_Recorded data_:
--

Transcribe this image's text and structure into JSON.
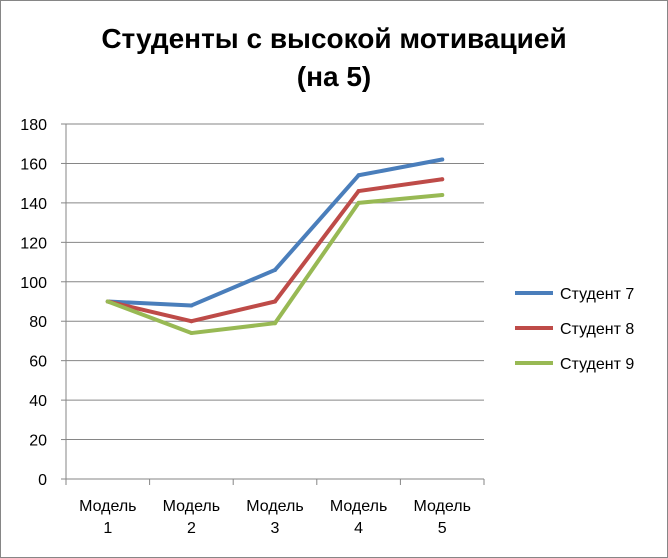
{
  "chart_data": {
    "type": "line",
    "title_lines": [
      "Студенты с высокой мотивацией",
      "(на 5)"
    ],
    "categories": [
      [
        "Модель",
        "1"
      ],
      [
        "Модель",
        "2"
      ],
      [
        "Модель",
        "3"
      ],
      [
        "Модель",
        "4"
      ],
      [
        "Модель",
        "5"
      ]
    ],
    "ylim": [
      0,
      180
    ],
    "yticks": [
      "0",
      "20",
      "40",
      "60",
      "80",
      "100",
      "120",
      "140",
      "160",
      "180"
    ],
    "grid": true,
    "legend_position": "right",
    "series": [
      {
        "name": "Студент 7",
        "color": "#4a7ebb",
        "values": [
          90,
          88,
          106,
          154,
          162
        ]
      },
      {
        "name": "Студент 8",
        "color": "#be4b48",
        "values": [
          90,
          80,
          90,
          146,
          152
        ]
      },
      {
        "name": "Студент 9",
        "color": "#98b954",
        "values": [
          90,
          74,
          79,
          140,
          144
        ]
      }
    ]
  }
}
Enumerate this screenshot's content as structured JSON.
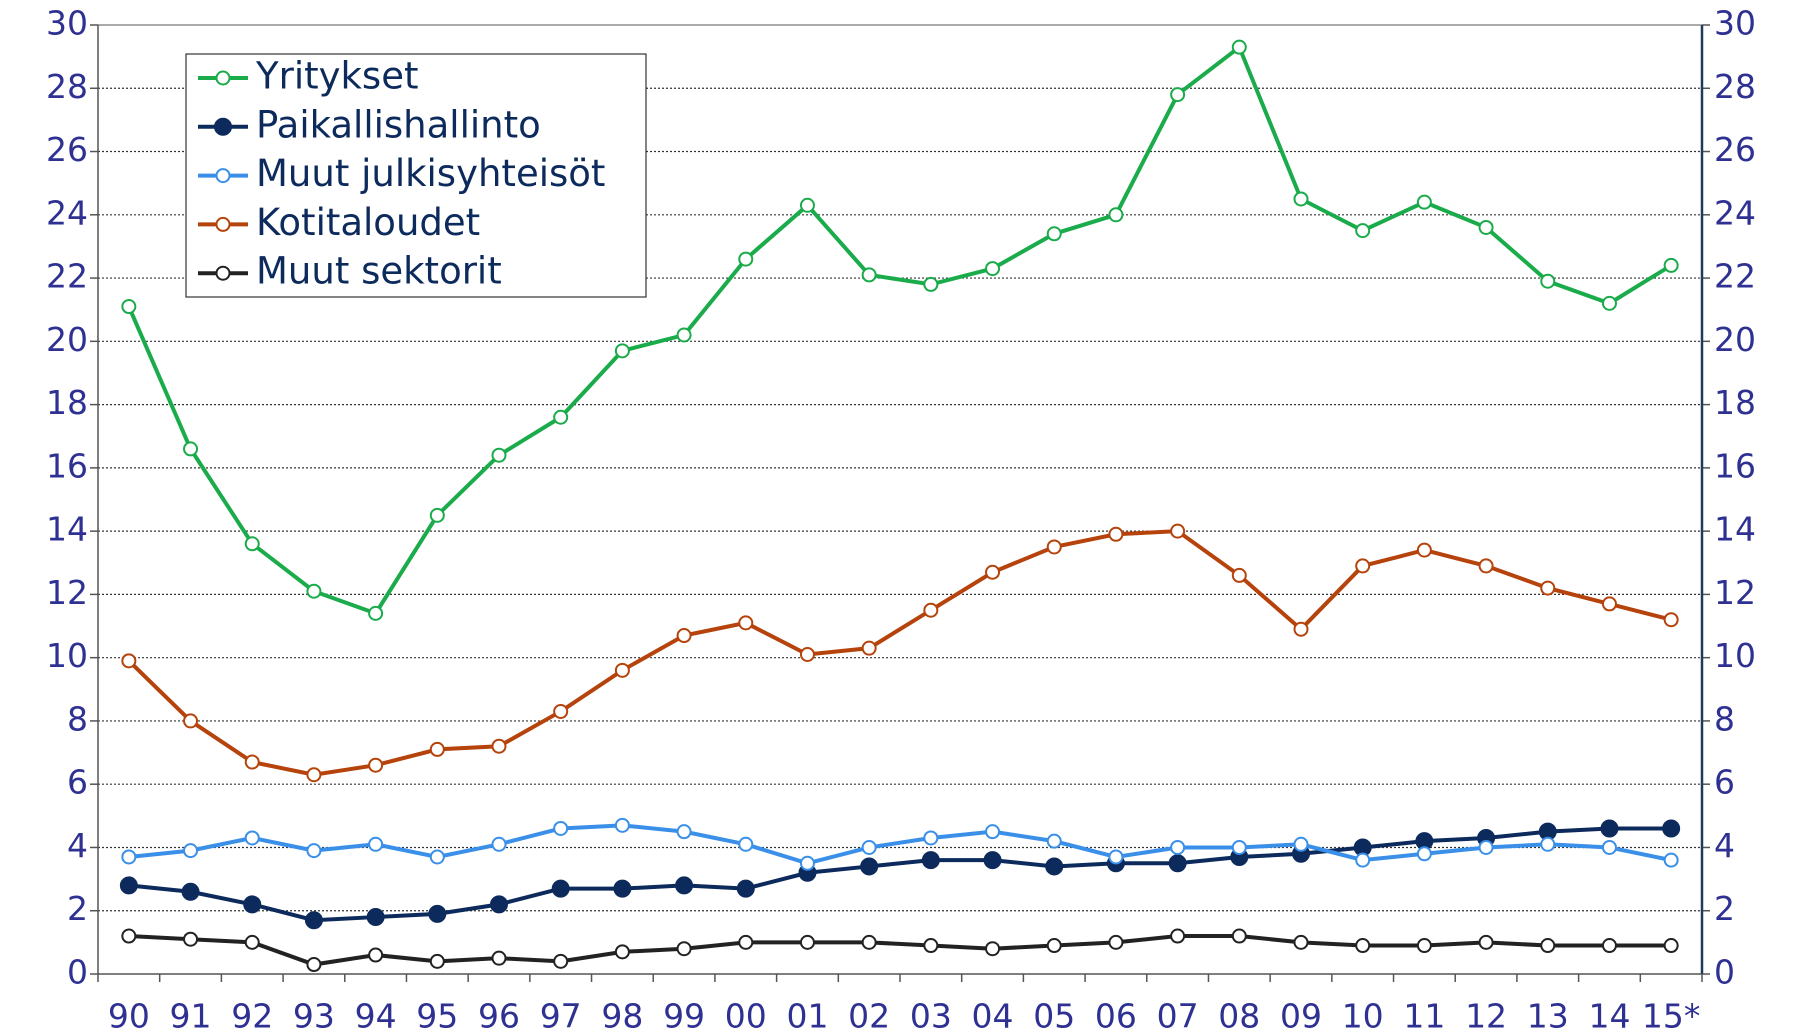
{
  "chart_data": {
    "type": "line",
    "categories": [
      "90",
      "91",
      "92",
      "93",
      "94",
      "95",
      "96",
      "97",
      "98",
      "99",
      "00",
      "01",
      "02",
      "03",
      "04",
      "05",
      "06",
      "07",
      "08",
      "09",
      "10",
      "11",
      "12",
      "13",
      "14",
      "15*"
    ],
    "series": [
      {
        "name": "Yritykset",
        "color": "#1aab4b",
        "filled": false,
        "values": [
          21.1,
          16.6,
          13.6,
          12.1,
          11.4,
          14.5,
          16.4,
          17.6,
          19.7,
          20.2,
          22.6,
          24.3,
          22.1,
          21.8,
          22.3,
          23.4,
          24.0,
          27.8,
          29.3,
          24.5,
          23.5,
          24.4,
          23.6,
          21.9,
          21.2,
          22.4
        ]
      },
      {
        "name": "Paikallishallinto",
        "color": "#0d2a5c",
        "filled": true,
        "values": [
          2.8,
          2.6,
          2.2,
          1.7,
          1.8,
          1.9,
          2.2,
          2.7,
          2.7,
          2.8,
          2.7,
          3.2,
          3.4,
          3.6,
          3.6,
          3.4,
          3.5,
          3.5,
          3.7,
          3.8,
          4.0,
          4.2,
          4.3,
          4.5,
          4.6,
          4.6
        ]
      },
      {
        "name": "Muut julkisyhteisöt",
        "color": "#3a8fe8",
        "filled": false,
        "values": [
          3.7,
          3.9,
          4.3,
          3.9,
          4.1,
          3.7,
          4.1,
          4.6,
          4.7,
          4.5,
          4.1,
          3.5,
          4.0,
          4.3,
          4.5,
          4.2,
          3.7,
          4.0,
          4.0,
          4.1,
          3.6,
          3.8,
          4.0,
          4.1,
          4.0,
          3.6
        ]
      },
      {
        "name": "Kotitaloudet",
        "color": "#b5430b",
        "filled": false,
        "values": [
          9.9,
          8.0,
          6.7,
          6.3,
          6.6,
          7.1,
          7.2,
          8.3,
          9.6,
          10.7,
          11.1,
          10.1,
          10.3,
          11.5,
          12.7,
          13.5,
          13.9,
          14.0,
          12.6,
          10.9,
          12.9,
          13.4,
          12.9,
          12.2,
          11.7,
          11.2
        ]
      },
      {
        "name": "Muut sektorit",
        "color": "#222222",
        "filled": false,
        "values": [
          1.2,
          1.1,
          1.0,
          0.3,
          0.6,
          0.4,
          0.5,
          0.4,
          0.7,
          0.8,
          1.0,
          1.0,
          1.0,
          0.9,
          0.8,
          0.9,
          1.0,
          1.2,
          1.2,
          1.0,
          0.9,
          0.9,
          1.0,
          0.9,
          0.9,
          0.9
        ]
      }
    ],
    "ylim": [
      0,
      30
    ],
    "yticks": [
      0,
      2,
      4,
      6,
      8,
      10,
      12,
      14,
      16,
      18,
      20,
      22,
      24,
      26,
      28,
      30
    ],
    "y2lim": [
      0,
      30
    ],
    "y2ticks": [
      0,
      2,
      4,
      6,
      8,
      10,
      12,
      14,
      16,
      18,
      20,
      22,
      24,
      26,
      28,
      30
    ],
    "grid": true,
    "legend": "upper left"
  }
}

--

_Given instruction_: Work out how many lines in the records above contain the word "this", and give only that number.

_The solution_: 2